* Extract to read *

= = =

Oxycholesterol
- Names: IUPAC name 5,6β-Epoxy-5β-cholestan-3β-ol

Identifiers
- CAS Number: 4025-59-6;
- 3D model (JSmol): Interactive image;
- ChemSpider: 97204;
- PubChem CID: 108109;
- UNII: PFD65A4X36;
- CompTox Dashboard (EPA): DTXSID501314152 ;

Properties
- Chemical formula: C_{27}H_{46}O_{2}
- Molar mass: 402.663 g·mol^{−1}

= Oxycholesterol =

Oxycholesterol or 5,6-epoxycholesterol is a form of oxidized cholesterol implicated in atherosclerosis. It is commonly formed from the reaction of fats and oxygen during high temperature cooking such as frying.

= = =

* Data extract *
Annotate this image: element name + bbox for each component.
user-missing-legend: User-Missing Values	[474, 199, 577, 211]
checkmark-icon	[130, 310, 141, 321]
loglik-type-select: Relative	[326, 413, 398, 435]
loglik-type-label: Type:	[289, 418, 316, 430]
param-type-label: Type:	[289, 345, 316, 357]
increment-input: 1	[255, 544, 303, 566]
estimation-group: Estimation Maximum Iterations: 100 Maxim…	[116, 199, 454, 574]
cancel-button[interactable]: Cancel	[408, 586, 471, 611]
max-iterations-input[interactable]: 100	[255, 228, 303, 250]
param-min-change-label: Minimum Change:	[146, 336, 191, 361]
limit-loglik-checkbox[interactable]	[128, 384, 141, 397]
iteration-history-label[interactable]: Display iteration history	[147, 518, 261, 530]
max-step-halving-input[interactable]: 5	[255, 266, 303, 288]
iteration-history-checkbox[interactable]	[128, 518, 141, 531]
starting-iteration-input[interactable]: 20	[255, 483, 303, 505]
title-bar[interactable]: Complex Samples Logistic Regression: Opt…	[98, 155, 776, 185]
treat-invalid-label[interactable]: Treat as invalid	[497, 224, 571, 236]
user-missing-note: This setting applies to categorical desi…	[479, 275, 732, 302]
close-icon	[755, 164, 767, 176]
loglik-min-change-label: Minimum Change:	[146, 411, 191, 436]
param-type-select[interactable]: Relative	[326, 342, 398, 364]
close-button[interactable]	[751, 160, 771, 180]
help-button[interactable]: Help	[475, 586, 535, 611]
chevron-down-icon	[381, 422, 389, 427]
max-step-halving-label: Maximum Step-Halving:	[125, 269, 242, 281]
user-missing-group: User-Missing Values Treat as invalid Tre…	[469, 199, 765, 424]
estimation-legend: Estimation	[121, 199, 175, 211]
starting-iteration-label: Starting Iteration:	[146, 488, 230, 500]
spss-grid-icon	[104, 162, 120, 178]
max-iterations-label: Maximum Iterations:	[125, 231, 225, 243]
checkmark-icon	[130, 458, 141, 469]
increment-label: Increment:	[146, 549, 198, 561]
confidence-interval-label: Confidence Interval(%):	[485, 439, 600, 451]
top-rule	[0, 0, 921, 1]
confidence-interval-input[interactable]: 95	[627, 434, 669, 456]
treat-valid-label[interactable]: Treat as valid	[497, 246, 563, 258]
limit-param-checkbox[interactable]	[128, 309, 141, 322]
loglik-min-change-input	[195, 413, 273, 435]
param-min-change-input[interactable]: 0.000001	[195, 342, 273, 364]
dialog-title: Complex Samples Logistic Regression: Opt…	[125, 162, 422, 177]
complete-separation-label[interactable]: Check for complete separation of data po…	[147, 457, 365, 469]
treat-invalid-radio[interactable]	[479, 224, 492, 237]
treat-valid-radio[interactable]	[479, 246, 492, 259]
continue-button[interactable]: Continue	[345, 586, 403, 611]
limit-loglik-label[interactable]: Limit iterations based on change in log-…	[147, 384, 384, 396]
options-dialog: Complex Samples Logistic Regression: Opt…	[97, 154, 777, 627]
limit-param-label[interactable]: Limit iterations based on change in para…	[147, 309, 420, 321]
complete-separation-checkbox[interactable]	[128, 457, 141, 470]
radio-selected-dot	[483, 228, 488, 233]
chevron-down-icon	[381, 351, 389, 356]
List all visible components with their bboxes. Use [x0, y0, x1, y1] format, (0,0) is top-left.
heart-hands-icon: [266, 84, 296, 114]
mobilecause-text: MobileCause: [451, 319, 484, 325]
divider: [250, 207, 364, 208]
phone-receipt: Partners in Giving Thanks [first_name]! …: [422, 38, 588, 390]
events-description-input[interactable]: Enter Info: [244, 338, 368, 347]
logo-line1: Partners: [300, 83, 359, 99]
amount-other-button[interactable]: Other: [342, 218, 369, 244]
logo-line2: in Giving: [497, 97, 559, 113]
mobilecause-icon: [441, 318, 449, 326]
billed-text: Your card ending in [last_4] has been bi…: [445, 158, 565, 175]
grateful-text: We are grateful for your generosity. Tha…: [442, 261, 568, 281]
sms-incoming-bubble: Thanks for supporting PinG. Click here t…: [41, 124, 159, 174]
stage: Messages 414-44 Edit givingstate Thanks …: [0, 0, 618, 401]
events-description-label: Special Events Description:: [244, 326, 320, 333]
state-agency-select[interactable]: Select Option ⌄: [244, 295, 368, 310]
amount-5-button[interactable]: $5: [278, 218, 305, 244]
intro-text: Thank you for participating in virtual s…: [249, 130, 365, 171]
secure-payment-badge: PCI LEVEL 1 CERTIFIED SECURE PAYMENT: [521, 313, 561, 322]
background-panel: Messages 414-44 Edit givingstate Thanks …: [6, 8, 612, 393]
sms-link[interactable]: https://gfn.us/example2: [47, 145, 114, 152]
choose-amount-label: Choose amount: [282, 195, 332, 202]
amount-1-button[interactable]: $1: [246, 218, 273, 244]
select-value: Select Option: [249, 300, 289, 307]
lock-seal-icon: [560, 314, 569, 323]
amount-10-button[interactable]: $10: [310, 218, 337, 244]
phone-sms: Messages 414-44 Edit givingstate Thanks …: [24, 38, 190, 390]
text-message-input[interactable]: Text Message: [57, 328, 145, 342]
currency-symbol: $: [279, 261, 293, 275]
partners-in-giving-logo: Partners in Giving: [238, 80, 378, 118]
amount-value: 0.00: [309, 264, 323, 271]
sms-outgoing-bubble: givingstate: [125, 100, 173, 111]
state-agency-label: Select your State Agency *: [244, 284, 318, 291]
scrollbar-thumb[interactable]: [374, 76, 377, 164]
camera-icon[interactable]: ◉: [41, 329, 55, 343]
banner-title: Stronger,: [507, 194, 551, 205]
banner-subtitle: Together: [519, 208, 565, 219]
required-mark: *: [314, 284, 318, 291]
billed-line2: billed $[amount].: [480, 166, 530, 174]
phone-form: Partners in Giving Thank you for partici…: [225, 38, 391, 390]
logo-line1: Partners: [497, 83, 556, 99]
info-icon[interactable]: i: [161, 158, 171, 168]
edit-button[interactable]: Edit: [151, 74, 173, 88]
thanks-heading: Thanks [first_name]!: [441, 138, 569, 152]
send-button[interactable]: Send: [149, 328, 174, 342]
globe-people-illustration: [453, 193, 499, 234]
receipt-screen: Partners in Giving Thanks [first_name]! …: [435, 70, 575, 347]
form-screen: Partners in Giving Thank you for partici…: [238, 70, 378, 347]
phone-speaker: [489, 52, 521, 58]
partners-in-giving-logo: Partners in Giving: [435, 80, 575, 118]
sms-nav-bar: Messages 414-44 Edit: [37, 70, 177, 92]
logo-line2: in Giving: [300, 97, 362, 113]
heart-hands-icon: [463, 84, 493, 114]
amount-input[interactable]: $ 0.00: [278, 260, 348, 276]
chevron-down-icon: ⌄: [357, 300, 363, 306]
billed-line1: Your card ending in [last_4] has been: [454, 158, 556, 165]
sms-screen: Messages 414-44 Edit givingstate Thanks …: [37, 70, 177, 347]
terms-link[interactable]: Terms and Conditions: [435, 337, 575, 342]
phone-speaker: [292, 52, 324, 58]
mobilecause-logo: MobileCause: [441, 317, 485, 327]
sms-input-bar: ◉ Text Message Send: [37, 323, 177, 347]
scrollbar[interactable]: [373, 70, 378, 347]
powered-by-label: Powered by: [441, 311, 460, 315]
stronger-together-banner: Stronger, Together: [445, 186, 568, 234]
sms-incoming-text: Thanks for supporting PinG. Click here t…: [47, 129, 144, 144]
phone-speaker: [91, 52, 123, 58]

= = =

* Aim of the exercise *
Retype the stretch of the oxycholesterol text from "Oxycholesterol or 5,6-epoxycholesterol" through "such as frying.", keeping every character the same.

* Solution to this task *
Oxycholesterol or 5,6-epoxycholesterol is a form of oxidized cholesterol implicated in atherosclerosis. It is commonly formed from the reaction of fats and oxygen during high temperature cooking such as frying.